— TASK BRIEF —
Find every line in the records below that holds the word "text", and copy each one.

— EXTRACTED RECORDS —
┄┄┄┄┄┄

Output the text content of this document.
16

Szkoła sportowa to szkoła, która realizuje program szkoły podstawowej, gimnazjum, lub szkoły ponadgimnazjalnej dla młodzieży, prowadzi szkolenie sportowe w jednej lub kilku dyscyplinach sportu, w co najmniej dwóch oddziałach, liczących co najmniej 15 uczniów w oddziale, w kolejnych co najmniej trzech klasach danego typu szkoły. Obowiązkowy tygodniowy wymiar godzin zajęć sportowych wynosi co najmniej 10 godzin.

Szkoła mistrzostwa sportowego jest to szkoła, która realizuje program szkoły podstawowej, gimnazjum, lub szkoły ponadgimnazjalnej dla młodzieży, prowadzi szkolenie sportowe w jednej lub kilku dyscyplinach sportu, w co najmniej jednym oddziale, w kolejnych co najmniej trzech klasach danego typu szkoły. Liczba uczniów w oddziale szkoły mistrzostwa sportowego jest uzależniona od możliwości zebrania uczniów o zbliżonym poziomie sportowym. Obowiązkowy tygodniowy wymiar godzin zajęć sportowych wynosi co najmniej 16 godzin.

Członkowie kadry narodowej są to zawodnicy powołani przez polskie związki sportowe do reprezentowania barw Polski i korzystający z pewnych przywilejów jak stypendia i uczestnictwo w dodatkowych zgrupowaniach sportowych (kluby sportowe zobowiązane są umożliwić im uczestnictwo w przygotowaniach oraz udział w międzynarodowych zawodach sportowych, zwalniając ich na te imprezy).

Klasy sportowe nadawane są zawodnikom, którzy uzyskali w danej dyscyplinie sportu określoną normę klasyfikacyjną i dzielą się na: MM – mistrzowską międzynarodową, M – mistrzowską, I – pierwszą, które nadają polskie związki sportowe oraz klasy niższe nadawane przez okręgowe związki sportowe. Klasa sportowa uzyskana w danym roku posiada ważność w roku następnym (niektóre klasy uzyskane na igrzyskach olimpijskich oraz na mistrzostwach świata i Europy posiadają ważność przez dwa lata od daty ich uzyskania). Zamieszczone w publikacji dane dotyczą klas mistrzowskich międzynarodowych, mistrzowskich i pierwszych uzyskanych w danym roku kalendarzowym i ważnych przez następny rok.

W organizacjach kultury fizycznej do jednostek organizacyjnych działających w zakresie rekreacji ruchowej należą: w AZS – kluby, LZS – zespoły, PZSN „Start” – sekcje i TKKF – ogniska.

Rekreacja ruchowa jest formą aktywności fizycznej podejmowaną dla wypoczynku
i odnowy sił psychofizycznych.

┄┄┄┄┄┄

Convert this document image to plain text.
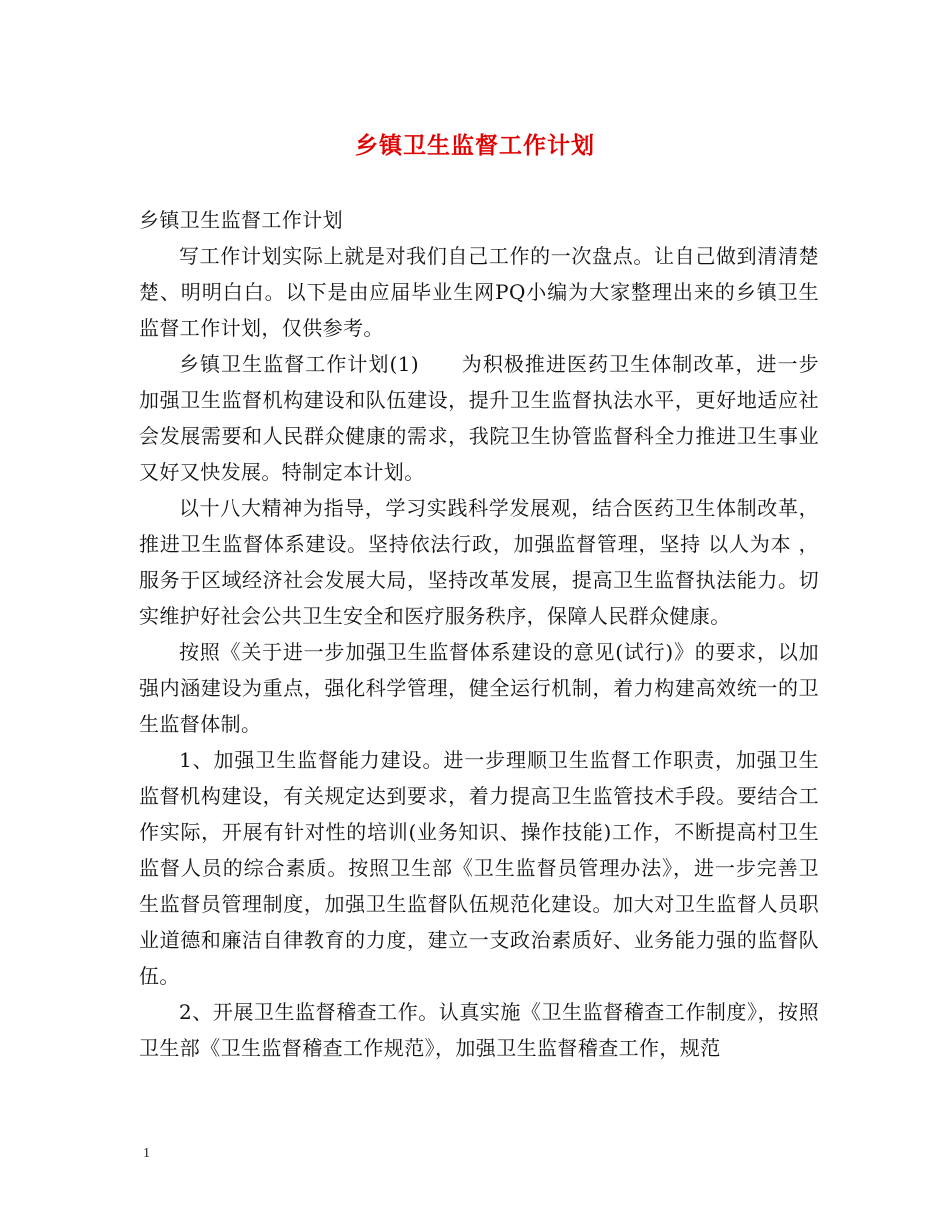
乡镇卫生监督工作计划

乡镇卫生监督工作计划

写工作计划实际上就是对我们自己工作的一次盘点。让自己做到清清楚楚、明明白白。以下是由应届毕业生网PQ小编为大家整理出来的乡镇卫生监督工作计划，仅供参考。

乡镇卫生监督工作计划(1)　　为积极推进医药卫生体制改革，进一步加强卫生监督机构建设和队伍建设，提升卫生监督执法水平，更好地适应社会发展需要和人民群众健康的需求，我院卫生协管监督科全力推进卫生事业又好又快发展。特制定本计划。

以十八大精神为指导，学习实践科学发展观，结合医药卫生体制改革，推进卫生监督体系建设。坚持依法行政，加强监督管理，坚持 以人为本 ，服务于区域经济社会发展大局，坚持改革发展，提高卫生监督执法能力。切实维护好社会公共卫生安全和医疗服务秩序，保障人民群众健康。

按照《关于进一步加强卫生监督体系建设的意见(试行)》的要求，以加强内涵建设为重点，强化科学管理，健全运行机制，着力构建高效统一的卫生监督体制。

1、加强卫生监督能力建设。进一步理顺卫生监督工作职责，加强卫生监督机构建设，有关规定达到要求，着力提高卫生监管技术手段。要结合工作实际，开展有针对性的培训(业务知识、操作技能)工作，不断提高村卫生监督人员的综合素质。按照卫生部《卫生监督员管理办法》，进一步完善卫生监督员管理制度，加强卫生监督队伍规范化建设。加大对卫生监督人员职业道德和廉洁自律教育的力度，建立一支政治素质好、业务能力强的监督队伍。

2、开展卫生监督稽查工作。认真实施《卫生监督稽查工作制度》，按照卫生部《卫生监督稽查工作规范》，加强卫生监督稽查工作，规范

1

┄┄┄┄┄┄

— THE SOLUTION —
Output the text content of this document.
Convert this document image to plain text.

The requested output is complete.